* Exercise details:
Without the images, write out the whole listing exactly.

## Begin

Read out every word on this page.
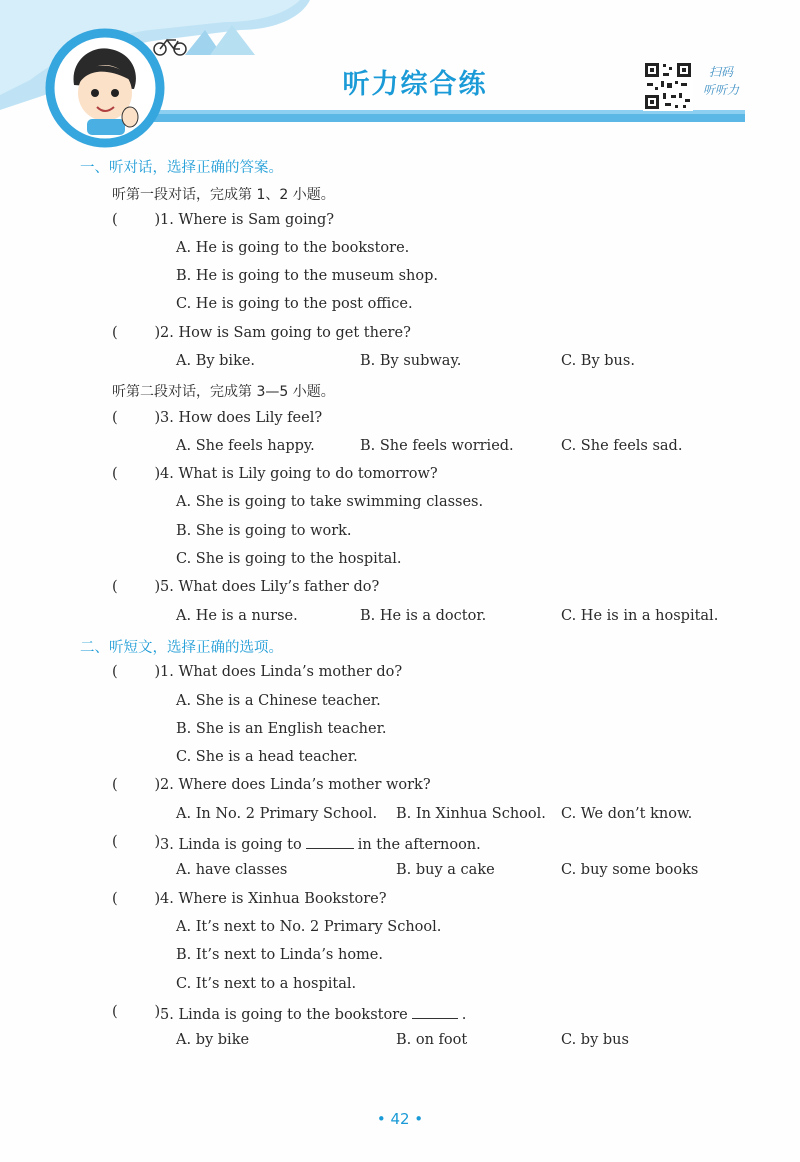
听力综合练	扫码
听听力
一、听对话，选择正确的答案。
听第一段对话，完成第 1、2 小题。
(        ) 1. Where is Sam going?
A. He is going to the bookstore.
B. He is going to the museum shop.
C. He is going to the post office.
(        ) 2. How is Sam going to get there?
A. By bike.	B. By subway.	C. By bus.
听第二段对话，完成第 3—5 小题。
(        ) 3. How does Lily feel?
A. She feels happy.	B. She feels worried.	C. She feels sad.
(        ) 4. What is Lily going to do tomorrow?
A. She is going to take swimming classes.
B. She is going to work.
C. She is going to the hospital.
(        ) 5. What does Lily’s father do?
A. He is a nurse.	B. He is a doctor.	C. He is in a hospital.
二、听短文，选择正确的选项。
(        ) 1. What does Linda’s mother do?
A. She is a Chinese teacher.
B. She is an English teacher.
C. She is a head teacher.
(        ) 2. Where does Linda’s mother work?
A. In No. 2 Primary School. B. In Xinhua School. C. We don’t know.
(        ) 3. Linda is going to	in the afternoon.
A. have classes	B. buy a cake	C. buy some books
(        ) 4. Where is Xinhua Bookstore?
A. It’s next to No. 2 Primary School.
B. It’s next to Linda’s home.
C. It’s next to a hospital.
(        ) 5. Linda is going to the bookstore	.
A. by bike	B. on foot	C. by bus
• 42 •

## End

* Exercise output:
Read out every word on this page.
听力综合练	扫码
听听力
一、听对话，选择正确的答案。
听第一段对话，完成第 1、2 小题。
(        ) 1. Where is Sam going?
A. He is going to the bookstore.
B. He is going to the museum shop.
C. He is going to the post office.
(        ) 2. How is Sam going to get there?
A. By bike.	B. By subway.	C. By bus.
听第二段对话，完成第 3—5 小题。
(        ) 3. How does Lily feel?
A. She feels happy.	B. She feels worried.	C. She feels sad.
(        ) 4. What is Lily going to do tomorrow?
A. She is going to take swimming classes.
B. She is going to work.
C. She is going to the hospital.
(        ) 5. What does Lily’s father do?
A. He is a nurse.	B. He is a doctor.	C. He is in a hospital.
二、听短文，选择正确的选项。
(        ) 1. What does Linda’s mother do?
A. She is a Chinese teacher.
B. She is an English teacher.
C. She is a head teacher.
(        ) 2. Where does Linda’s mother work?
A. In No. 2 Primary School. B. In Xinhua School. C. We don’t know.
(        ) 3. Linda is going to	in the afternoon.
A. have classes	B. buy a cake	C. buy some books
(        ) 4. Where is Xinhua Bookstore?
A. It’s next to No. 2 Primary School.
B. It’s next to Linda’s home.
C. It’s next to a hospital.
(        ) 5. Linda is going to the bookstore	.
A. by bike	B. on foot	C. by bus
• 42 •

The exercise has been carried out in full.